---------- DATA IN THIS EXERCISE

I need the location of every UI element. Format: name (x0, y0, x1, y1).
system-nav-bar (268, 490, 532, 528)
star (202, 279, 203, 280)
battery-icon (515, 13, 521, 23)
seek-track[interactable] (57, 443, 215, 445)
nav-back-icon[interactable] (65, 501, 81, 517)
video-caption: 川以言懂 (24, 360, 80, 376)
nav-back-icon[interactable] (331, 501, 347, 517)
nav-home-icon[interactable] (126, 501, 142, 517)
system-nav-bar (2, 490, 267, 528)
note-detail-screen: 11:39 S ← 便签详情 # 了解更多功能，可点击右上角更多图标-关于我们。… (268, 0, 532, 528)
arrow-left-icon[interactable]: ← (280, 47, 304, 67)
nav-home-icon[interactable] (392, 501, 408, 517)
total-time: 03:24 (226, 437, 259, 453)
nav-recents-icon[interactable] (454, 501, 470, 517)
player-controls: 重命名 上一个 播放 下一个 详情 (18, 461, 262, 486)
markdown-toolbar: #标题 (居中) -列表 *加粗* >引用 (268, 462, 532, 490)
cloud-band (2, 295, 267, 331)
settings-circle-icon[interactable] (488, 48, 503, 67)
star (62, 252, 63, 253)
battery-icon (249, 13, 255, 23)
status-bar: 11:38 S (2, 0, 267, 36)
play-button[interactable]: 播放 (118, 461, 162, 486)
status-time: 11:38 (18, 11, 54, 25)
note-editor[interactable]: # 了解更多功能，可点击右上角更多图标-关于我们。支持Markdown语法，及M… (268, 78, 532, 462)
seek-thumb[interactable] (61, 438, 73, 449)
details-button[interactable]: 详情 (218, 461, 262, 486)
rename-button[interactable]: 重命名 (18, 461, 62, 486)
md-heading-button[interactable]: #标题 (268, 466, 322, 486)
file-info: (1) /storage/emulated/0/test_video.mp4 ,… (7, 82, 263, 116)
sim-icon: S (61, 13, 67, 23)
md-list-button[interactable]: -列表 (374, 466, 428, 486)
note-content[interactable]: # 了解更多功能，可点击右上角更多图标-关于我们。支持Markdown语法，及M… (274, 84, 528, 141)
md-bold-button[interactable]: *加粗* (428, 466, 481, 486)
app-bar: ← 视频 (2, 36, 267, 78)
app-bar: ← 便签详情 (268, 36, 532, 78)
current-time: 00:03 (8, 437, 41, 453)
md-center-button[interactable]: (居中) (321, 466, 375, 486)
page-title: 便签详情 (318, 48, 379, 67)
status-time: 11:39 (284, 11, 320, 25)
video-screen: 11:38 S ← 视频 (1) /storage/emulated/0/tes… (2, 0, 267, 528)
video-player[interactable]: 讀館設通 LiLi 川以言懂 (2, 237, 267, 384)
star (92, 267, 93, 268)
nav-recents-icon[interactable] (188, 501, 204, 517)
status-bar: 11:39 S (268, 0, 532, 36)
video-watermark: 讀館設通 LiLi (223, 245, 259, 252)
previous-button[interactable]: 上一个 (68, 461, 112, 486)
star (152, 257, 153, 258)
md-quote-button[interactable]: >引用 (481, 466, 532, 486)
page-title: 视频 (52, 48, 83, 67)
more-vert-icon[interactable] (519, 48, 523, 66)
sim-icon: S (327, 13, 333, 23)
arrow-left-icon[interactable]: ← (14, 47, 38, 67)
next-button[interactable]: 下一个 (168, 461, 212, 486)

--------------------

Print every line of the listing above, character for character, without any changes.

- **EXERCISE SOLUTION**
I need the location of every UI element. Format: name (x0, y0, x1, y1).
system-nav-bar (268, 490, 532, 528)
star (202, 279, 203, 280)
battery-icon (515, 13, 521, 23)
seek-track[interactable] (57, 443, 215, 445)
nav-back-icon[interactable] (65, 501, 81, 517)
video-caption: 川以言懂 (24, 360, 80, 376)
nav-back-icon[interactable] (331, 501, 347, 517)
nav-home-icon[interactable] (126, 501, 142, 517)
system-nav-bar (2, 490, 267, 528)
note-detail-screen: 11:39 S ← 便签详情 # 了解更多功能，可点击右上角更多图标-关于我们。… (268, 0, 532, 528)
arrow-left-icon[interactable]: ← (280, 47, 304, 67)
nav-home-icon[interactable] (392, 501, 408, 517)
total-time: 03:24 (226, 437, 259, 453)
nav-recents-icon[interactable] (454, 501, 470, 517)
player-controls: 重命名 上一个 播放 下一个 详情 (18, 461, 262, 486)
markdown-toolbar: #标题 (居中) -列表 *加粗* >引用 (268, 462, 532, 490)
cloud-band (2, 295, 267, 331)
settings-circle-icon[interactable] (488, 48, 503, 67)
star (62, 252, 63, 253)
battery-icon (249, 13, 255, 23)
status-bar: 11:38 S (2, 0, 267, 36)
play-button[interactable]: 播放 (118, 461, 162, 486)
status-time: 11:38 (18, 11, 54, 25)
note-editor[interactable]: # 了解更多功能，可点击右上角更多图标-关于我们。支持Markdown语法，及M… (268, 78, 532, 462)
seek-thumb[interactable] (61, 438, 73, 449)
details-button[interactable]: 详情 (218, 461, 262, 486)
rename-button[interactable]: 重命名 (18, 461, 62, 486)
md-heading-button[interactable]: #标题 (268, 466, 322, 486)
file-info: (1) /storage/emulated/0/test_video.mp4 ,… (7, 82, 263, 116)
sim-icon: S (61, 13, 67, 23)
md-list-button[interactable]: -列表 (374, 466, 428, 486)
note-content[interactable]: # 了解更多功能，可点击右上角更多图标-关于我们。支持Markdown语法，及M… (274, 84, 528, 141)
md-bold-button[interactable]: *加粗* (428, 466, 481, 486)
app-bar: ← 视频 (2, 36, 267, 78)
app-bar: ← 便签详情 (268, 36, 532, 78)
current-time: 00:03 (8, 437, 41, 453)
md-center-button[interactable]: (居中) (321, 466, 375, 486)
page-title: 便签详情 (318, 48, 379, 67)
status-time: 11:39 (284, 11, 320, 25)
video-screen: 11:38 S ← 视频 (1) /storage/emulated/0/tes… (2, 0, 267, 528)
video-player[interactable]: 讀館設通 LiLi 川以言懂 (2, 237, 267, 384)
star (92, 267, 93, 268)
nav-recents-icon[interactable] (188, 501, 204, 517)
status-bar: 11:39 S (268, 0, 532, 36)
video-watermark: 讀館設通 LiLi (223, 245, 259, 252)
previous-button[interactable]: 上一个 (68, 461, 112, 486)
star (152, 257, 153, 258)
md-quote-button[interactable]: >引用 (481, 466, 532, 486)
page-title: 视频 (52, 48, 83, 67)
more-vert-icon[interactable] (519, 48, 523, 66)
sim-icon: S (327, 13, 333, 23)
arrow-left-icon[interactable]: ← (14, 47, 38, 67)
next-button[interactable]: 下一个 (168, 461, 212, 486)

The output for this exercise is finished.